● **Texte présenté**

Cass. crim., 18 mai 1994, n° 93-81.883
COUR DE CASSATION
Arrêt
COMPOSITION DE LA JURIDICTION
Président :
M. Le Gunehec
Rapporteur :
M. Jorda
Avocat général :
M. Monestié
Avocats :
SCP Rouvière, Boutet, SCP Masse-Dessen, Georges, Thouvenin, Me Le Prado.
Rejet du pourvoi formé par M Denis, D Franck, contre l'arrêt de la Cour d'appel de Rennes, chambre correctionnelle, du 25 janvier 1993, qui, pour publicité de nature à induire en erreur, les a condamnés, respectivement à 150 000 francs et 5 000 francs d'amende, a ordonné la publication de la décision et a prononcé sur les intérêts civils.

● **Exercice écrit 1**
Reproduisez l'arrêt en commençant par « Cass. crim., 18 » et en poursuivant jusqu'à « les intérêts civils. ».
● **Exercice écrit 2**
Répondez à ces questions sur l'arrêt :
(a) Qui est le rapporteur ?
(b) De quelle juridiction émane la décision contre laquelle le pourvoi a été formé ?
(c) Quel montant d'amende a été infligé à D Franck ?
Ce matériel n'a aucun lien avec l'arrêt.

● **Matériel fourni**
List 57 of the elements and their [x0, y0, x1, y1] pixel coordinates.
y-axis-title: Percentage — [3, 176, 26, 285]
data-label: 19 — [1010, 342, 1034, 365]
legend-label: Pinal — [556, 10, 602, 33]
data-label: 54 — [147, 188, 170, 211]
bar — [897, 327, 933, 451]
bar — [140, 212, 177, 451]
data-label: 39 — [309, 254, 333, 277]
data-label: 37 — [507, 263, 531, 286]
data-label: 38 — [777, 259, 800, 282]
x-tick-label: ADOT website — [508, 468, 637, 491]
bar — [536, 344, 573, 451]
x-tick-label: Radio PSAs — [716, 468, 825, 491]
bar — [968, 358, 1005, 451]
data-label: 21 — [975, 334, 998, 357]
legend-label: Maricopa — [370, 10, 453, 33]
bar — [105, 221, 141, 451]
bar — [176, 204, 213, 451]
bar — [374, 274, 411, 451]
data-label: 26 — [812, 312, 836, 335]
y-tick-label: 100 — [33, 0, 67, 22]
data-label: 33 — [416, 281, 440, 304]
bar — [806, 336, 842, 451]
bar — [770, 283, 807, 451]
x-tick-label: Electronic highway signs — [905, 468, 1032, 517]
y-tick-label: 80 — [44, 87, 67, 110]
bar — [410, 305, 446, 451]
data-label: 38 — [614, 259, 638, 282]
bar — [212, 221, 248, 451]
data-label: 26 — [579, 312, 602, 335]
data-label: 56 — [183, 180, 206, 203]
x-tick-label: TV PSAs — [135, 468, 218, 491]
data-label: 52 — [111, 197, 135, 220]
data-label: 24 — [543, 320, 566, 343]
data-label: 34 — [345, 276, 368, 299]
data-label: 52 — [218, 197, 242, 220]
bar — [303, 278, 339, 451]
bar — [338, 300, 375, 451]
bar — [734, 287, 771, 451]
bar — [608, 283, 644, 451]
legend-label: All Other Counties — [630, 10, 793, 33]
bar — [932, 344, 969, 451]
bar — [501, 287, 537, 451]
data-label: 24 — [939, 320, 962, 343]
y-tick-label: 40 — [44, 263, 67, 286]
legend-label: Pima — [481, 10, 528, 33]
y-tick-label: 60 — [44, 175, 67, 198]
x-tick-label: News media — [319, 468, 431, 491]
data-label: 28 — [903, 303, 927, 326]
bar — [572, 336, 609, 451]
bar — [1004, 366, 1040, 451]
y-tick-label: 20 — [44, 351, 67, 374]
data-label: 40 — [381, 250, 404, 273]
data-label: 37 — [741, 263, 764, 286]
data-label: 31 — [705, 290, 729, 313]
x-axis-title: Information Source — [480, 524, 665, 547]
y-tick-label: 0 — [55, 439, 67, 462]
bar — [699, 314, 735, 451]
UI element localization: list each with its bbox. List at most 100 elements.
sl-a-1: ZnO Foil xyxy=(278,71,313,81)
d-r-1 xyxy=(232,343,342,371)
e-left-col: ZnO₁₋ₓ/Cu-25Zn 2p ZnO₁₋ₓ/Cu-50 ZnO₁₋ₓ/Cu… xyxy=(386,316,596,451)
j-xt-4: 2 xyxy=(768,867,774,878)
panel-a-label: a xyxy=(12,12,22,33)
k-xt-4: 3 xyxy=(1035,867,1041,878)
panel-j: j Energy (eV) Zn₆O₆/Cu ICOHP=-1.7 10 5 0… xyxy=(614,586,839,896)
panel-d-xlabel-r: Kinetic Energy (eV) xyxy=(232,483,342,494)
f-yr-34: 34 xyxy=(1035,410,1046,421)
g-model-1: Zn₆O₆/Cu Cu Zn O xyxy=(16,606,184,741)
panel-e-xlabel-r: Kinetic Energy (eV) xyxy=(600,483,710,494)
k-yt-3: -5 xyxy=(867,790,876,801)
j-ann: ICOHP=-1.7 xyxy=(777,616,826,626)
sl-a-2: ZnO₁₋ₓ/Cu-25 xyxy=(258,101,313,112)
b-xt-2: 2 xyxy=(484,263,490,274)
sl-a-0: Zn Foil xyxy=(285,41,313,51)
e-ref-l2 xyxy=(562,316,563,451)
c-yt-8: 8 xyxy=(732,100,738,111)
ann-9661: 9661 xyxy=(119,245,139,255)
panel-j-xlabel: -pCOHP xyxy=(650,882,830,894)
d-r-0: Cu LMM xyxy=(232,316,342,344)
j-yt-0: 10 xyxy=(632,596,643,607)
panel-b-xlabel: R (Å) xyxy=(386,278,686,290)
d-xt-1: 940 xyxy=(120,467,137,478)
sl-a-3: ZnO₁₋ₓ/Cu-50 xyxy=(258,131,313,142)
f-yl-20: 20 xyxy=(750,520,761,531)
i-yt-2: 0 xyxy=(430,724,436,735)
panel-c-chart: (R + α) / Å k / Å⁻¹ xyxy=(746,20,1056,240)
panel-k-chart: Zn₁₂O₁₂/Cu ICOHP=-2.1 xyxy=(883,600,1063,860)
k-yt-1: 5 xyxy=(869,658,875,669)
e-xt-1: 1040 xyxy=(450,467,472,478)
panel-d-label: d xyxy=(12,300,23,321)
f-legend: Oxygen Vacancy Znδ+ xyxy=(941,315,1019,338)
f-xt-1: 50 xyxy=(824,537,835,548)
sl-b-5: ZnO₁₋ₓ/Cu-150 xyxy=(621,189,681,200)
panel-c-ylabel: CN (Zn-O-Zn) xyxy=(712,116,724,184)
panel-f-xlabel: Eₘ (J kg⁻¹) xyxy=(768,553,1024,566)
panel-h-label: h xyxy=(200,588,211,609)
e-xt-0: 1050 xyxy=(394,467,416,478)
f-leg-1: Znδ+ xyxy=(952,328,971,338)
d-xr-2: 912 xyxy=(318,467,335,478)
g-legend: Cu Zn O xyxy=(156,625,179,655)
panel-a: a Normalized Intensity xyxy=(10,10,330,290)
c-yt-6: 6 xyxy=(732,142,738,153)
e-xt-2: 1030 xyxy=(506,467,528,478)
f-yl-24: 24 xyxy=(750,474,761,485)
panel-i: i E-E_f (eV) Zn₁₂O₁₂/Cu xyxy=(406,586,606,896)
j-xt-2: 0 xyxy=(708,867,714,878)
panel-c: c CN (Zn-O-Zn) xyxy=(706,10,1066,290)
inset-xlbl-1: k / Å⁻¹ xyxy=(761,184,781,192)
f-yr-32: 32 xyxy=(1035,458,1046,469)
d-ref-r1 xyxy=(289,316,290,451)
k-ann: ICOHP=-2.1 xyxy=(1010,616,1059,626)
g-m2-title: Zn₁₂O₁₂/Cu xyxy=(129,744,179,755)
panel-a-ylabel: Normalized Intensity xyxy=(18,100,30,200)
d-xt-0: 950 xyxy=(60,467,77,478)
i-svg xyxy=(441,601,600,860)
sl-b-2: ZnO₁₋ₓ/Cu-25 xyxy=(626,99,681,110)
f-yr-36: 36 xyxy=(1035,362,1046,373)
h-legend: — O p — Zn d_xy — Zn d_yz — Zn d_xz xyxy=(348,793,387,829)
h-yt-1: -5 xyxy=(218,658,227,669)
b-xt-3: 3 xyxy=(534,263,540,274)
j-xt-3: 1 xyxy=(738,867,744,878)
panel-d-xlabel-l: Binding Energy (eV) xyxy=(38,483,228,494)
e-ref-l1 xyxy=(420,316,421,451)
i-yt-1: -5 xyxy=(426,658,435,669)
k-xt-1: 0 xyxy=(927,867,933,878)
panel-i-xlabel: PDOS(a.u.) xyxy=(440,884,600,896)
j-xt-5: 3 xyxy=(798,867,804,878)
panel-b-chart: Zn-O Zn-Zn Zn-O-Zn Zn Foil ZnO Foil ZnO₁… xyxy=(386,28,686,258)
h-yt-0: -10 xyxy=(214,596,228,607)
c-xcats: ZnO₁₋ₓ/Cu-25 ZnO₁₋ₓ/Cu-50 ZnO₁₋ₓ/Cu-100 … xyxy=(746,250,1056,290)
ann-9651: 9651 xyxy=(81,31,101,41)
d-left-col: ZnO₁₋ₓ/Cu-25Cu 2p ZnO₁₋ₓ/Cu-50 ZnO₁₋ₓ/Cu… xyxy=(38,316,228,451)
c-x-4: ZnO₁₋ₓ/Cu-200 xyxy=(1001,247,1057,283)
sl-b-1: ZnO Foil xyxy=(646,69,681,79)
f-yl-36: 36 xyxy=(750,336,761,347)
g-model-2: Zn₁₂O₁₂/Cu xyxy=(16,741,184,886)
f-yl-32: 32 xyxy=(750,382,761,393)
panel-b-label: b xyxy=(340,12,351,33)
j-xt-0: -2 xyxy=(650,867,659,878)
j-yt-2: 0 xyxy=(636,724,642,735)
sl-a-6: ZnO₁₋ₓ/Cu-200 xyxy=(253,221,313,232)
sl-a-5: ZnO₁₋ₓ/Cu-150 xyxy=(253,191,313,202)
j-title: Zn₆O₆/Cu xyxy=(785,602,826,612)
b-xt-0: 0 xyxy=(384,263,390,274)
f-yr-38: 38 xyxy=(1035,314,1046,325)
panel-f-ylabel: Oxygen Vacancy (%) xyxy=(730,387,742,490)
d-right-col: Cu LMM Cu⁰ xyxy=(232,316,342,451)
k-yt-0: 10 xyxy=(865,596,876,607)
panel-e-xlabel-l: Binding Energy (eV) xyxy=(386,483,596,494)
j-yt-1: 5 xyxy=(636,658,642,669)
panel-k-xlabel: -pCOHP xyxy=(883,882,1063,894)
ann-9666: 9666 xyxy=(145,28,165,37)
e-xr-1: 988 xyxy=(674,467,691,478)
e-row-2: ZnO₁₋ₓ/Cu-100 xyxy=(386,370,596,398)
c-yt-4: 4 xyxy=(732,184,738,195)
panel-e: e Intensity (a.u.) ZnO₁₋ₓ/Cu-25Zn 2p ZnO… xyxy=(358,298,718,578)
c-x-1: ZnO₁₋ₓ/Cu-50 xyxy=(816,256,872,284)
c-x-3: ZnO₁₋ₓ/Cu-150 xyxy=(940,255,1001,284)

● **Réponse rédigée 1**
Cass. crim., 18 mai 1994, n° 93-81.883
COUR DE CASSATION
Arrêt
COMPOSITION DE LA JURIDICTION
Président :
M. Le Gunehec
Rapporteur :
M. Jorda
Avocat général :
M. Monestié
Avocats :
SCP Rouvière, Boutet, SCP Masse-Dessen, Georges, Thouvenin, Me Le Prado.
Rejet du pourvoi formé par M Denis, D Franck, contre l'arrêt de la Cour d'appel de Rennes, chambre correctionnelle, du 25 janvier 1993, qui, pour publicité de nature à induire en erreur, les a condamnés, respectivement à 150 000 francs et 5 000 francs d'amende, a ordonné la publication de la décision et a prononcé sur les intérêts civils.

● **Réponse rédigée 2**
(a) M. Jorda.
(b) La cour d'appel de Rennes, chambre correctionnelle.
(c) 5 000 francs.